[Task description]: Please quote the entire listing below word for word, keeping every line as it appears.

Dataset items

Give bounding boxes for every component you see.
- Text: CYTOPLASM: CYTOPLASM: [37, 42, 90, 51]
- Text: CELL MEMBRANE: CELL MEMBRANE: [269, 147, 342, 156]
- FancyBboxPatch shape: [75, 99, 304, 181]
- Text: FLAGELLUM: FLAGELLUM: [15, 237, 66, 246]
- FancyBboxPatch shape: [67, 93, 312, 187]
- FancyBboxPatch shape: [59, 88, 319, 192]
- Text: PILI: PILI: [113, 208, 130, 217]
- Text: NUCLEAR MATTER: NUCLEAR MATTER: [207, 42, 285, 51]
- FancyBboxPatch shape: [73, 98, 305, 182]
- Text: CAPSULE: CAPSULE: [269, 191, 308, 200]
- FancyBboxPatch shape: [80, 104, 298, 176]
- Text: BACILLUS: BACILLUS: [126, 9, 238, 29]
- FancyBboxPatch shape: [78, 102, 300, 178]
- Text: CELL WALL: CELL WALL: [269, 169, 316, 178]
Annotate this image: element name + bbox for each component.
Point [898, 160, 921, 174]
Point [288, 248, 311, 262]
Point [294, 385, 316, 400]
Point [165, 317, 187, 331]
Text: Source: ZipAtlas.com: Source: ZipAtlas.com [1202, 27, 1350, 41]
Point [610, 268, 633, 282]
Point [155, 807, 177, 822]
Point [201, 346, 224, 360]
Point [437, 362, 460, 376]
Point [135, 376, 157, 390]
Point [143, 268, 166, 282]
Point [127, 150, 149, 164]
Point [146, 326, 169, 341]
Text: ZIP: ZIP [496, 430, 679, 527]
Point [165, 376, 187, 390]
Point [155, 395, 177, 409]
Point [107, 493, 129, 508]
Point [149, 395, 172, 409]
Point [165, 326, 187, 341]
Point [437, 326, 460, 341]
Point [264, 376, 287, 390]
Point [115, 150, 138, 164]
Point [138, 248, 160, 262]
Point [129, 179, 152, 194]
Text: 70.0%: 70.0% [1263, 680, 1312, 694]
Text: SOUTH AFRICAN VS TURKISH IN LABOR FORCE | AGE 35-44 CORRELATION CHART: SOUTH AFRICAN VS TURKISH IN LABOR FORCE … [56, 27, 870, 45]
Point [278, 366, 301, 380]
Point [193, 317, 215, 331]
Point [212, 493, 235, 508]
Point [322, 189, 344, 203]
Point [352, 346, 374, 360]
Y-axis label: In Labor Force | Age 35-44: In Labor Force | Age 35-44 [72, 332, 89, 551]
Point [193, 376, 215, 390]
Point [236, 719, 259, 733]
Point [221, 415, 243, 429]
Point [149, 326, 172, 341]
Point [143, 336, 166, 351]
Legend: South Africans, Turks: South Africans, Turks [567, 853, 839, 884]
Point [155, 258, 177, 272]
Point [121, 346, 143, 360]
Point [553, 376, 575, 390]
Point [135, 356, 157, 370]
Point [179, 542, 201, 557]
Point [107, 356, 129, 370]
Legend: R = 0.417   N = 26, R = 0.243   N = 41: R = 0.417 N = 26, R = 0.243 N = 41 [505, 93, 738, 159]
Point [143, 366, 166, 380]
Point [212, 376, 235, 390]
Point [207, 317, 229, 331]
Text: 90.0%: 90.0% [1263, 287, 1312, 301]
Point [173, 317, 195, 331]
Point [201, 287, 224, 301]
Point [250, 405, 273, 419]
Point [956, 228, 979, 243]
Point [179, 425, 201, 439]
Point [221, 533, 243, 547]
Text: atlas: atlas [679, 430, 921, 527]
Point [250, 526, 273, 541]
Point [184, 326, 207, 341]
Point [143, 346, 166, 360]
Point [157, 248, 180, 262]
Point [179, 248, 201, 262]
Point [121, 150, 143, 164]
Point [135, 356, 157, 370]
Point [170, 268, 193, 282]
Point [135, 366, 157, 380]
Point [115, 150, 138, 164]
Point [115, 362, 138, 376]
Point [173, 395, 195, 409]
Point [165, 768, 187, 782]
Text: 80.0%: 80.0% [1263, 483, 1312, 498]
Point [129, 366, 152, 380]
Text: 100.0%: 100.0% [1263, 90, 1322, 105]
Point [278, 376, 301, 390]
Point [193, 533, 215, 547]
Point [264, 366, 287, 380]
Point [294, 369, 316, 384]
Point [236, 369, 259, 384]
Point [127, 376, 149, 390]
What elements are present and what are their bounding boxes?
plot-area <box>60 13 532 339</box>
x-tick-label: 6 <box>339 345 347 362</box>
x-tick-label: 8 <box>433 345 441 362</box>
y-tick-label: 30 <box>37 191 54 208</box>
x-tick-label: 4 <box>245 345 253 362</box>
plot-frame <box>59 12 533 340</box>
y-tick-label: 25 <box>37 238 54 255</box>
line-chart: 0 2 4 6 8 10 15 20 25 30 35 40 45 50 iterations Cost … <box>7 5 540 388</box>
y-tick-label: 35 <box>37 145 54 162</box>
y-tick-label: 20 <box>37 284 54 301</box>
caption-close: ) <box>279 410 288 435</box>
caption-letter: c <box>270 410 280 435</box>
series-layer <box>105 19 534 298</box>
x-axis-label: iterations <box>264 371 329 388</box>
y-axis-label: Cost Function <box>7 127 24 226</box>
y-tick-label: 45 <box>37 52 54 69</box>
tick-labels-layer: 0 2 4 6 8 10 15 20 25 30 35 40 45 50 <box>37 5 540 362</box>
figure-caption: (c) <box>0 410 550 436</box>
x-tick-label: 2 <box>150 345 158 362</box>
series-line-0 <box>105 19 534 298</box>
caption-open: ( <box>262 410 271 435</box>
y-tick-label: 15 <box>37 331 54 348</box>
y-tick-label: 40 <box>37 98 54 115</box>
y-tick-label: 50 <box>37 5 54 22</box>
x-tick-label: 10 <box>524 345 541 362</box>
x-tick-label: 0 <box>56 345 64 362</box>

[Reply to the task]:
Give bounding boxes for every component you see.
- Text: CYTOPLASM: CYTOPLASM: [37, 42, 90, 51]
- Text: CELL MEMBRANE: CELL MEMBRANE: [269, 147, 342, 156]
- FancyBboxPatch shape: [75, 99, 304, 181]
- Text: FLAGELLUM: FLAGELLUM: [15, 237, 66, 246]
- FancyBboxPatch shape: [67, 93, 312, 187]
- FancyBboxPatch shape: [59, 88, 319, 192]
- Text: PILI: PILI: [113, 208, 130, 217]
- Text: NUCLEAR MATTER: NUCLEAR MATTER: [207, 42, 285, 51]
- FancyBboxPatch shape: [73, 98, 305, 182]
- Text: CAPSULE: CAPSULE: [269, 191, 308, 200]
- FancyBboxPatch shape: [80, 104, 298, 176]
- Text: BACILLUS: BACILLUS: [126, 9, 238, 29]
- FancyBboxPatch shape: [78, 102, 300, 178]
- Text: CELL WALL: CELL WALL: [269, 169, 316, 178]
Annotate this image: element name + bbox for each component.
Point [898, 160, 921, 174]
Point [288, 248, 311, 262]
Point [294, 385, 316, 400]
Point [165, 317, 187, 331]
Text: Source: ZipAtlas.com: Source: ZipAtlas.com [1202, 27, 1350, 41]
Point [610, 268, 633, 282]
Point [155, 807, 177, 822]
Point [201, 346, 224, 360]
Point [437, 362, 460, 376]
Point [135, 376, 157, 390]
Point [143, 268, 166, 282]
Point [127, 150, 149, 164]
Point [146, 326, 169, 341]
Text: ZIP: ZIP [496, 430, 679, 527]
Point [165, 376, 187, 390]
Point [155, 395, 177, 409]
Point [107, 493, 129, 508]
Point [149, 395, 172, 409]
Point [165, 326, 187, 341]
Point [437, 326, 460, 341]
Point [264, 376, 287, 390]
Point [115, 150, 138, 164]
Point [138, 248, 160, 262]
Point [129, 179, 152, 194]
Text: 70.0%: 70.0% [1263, 680, 1312, 694]
Text: SOUTH AFRICAN VS TURKISH IN LABOR FORCE | AGE 35-44 CORRELATION CHART: SOUTH AFRICAN VS TURKISH IN LABOR FORCE … [56, 27, 870, 45]
Point [278, 366, 301, 380]
Point [193, 317, 215, 331]
Point [212, 493, 235, 508]
Point [322, 189, 344, 203]
Point [352, 346, 374, 360]
Y-axis label: In Labor Force | Age 35-44: In Labor Force | Age 35-44 [72, 332, 89, 551]
Point [193, 376, 215, 390]
Point [236, 719, 259, 733]
Point [221, 415, 243, 429]
Point [149, 326, 172, 341]
Point [143, 336, 166, 351]
Legend: South Africans, Turks: South Africans, Turks [567, 853, 839, 884]
Point [155, 258, 177, 272]
Point [121, 346, 143, 360]
Point [553, 376, 575, 390]
Point [135, 356, 157, 370]
Point [179, 542, 201, 557]
Point [107, 356, 129, 370]
Legend: R = 0.417   N = 26, R = 0.243   N = 41: R = 0.417 N = 26, R = 0.243 N = 41 [505, 93, 738, 159]
Point [143, 366, 166, 380]
Point [212, 376, 235, 390]
Point [207, 317, 229, 331]
Text: 90.0%: 90.0% [1263, 287, 1312, 301]
Point [173, 317, 195, 331]
Point [201, 287, 224, 301]
Point [250, 405, 273, 419]
Point [956, 228, 979, 243]
Point [179, 425, 201, 439]
Point [221, 533, 243, 547]
Text: atlas: atlas [679, 430, 921, 527]
Point [250, 526, 273, 541]
Point [184, 326, 207, 341]
Point [143, 346, 166, 360]
Point [157, 248, 180, 262]
Point [179, 248, 201, 262]
Point [121, 150, 143, 164]
Point [135, 356, 157, 370]
Point [170, 268, 193, 282]
Point [135, 366, 157, 380]
Point [115, 150, 138, 164]
Point [115, 362, 138, 376]
Point [173, 395, 195, 409]
Point [165, 768, 187, 782]
Text: 80.0%: 80.0% [1263, 483, 1312, 498]
Point [129, 366, 152, 380]
Text: 100.0%: 100.0% [1263, 90, 1322, 105]
Point [278, 376, 301, 390]
Point [193, 533, 215, 547]
Point [264, 366, 287, 380]
Point [294, 369, 316, 384]
Point [236, 369, 259, 384]
Point [127, 376, 149, 390]
What elements are present and what are their bounding boxes?
plot-area <box>60 13 532 339</box>
x-tick-label: 6 <box>339 345 347 362</box>
x-tick-label: 8 <box>433 345 441 362</box>
y-tick-label: 30 <box>37 191 54 208</box>
x-tick-label: 4 <box>245 345 253 362</box>
plot-frame <box>59 12 533 340</box>
y-tick-label: 25 <box>37 238 54 255</box>
line-chart: 0 2 4 6 8 10 15 20 25 30 35 40 45 50 iterations Cost … <box>7 5 540 388</box>
y-tick-label: 35 <box>37 145 54 162</box>
y-tick-label: 20 <box>37 284 54 301</box>
caption-close: ) <box>279 410 288 435</box>
caption-letter: c <box>270 410 280 435</box>
series-layer <box>105 19 534 298</box>
x-axis-label: iterations <box>264 371 329 388</box>
y-axis-label: Cost Function <box>7 127 24 226</box>
y-tick-label: 45 <box>37 52 54 69</box>
tick-labels-layer: 0 2 4 6 8 10 15 20 25 30 35 40 45 50 <box>37 5 540 362</box>
figure-caption: (c) <box>0 410 550 436</box>
x-tick-label: 2 <box>150 345 158 362</box>
series-line-0 <box>105 19 534 298</box>
caption-open: ( <box>262 410 271 435</box>
y-tick-label: 15 <box>37 331 54 348</box>
y-tick-label: 40 <box>37 98 54 115</box>
y-tick-label: 50 <box>37 5 54 22</box>
x-tick-label: 10 <box>524 345 541 362</box>
x-tick-label: 0 <box>56 345 64 362</box>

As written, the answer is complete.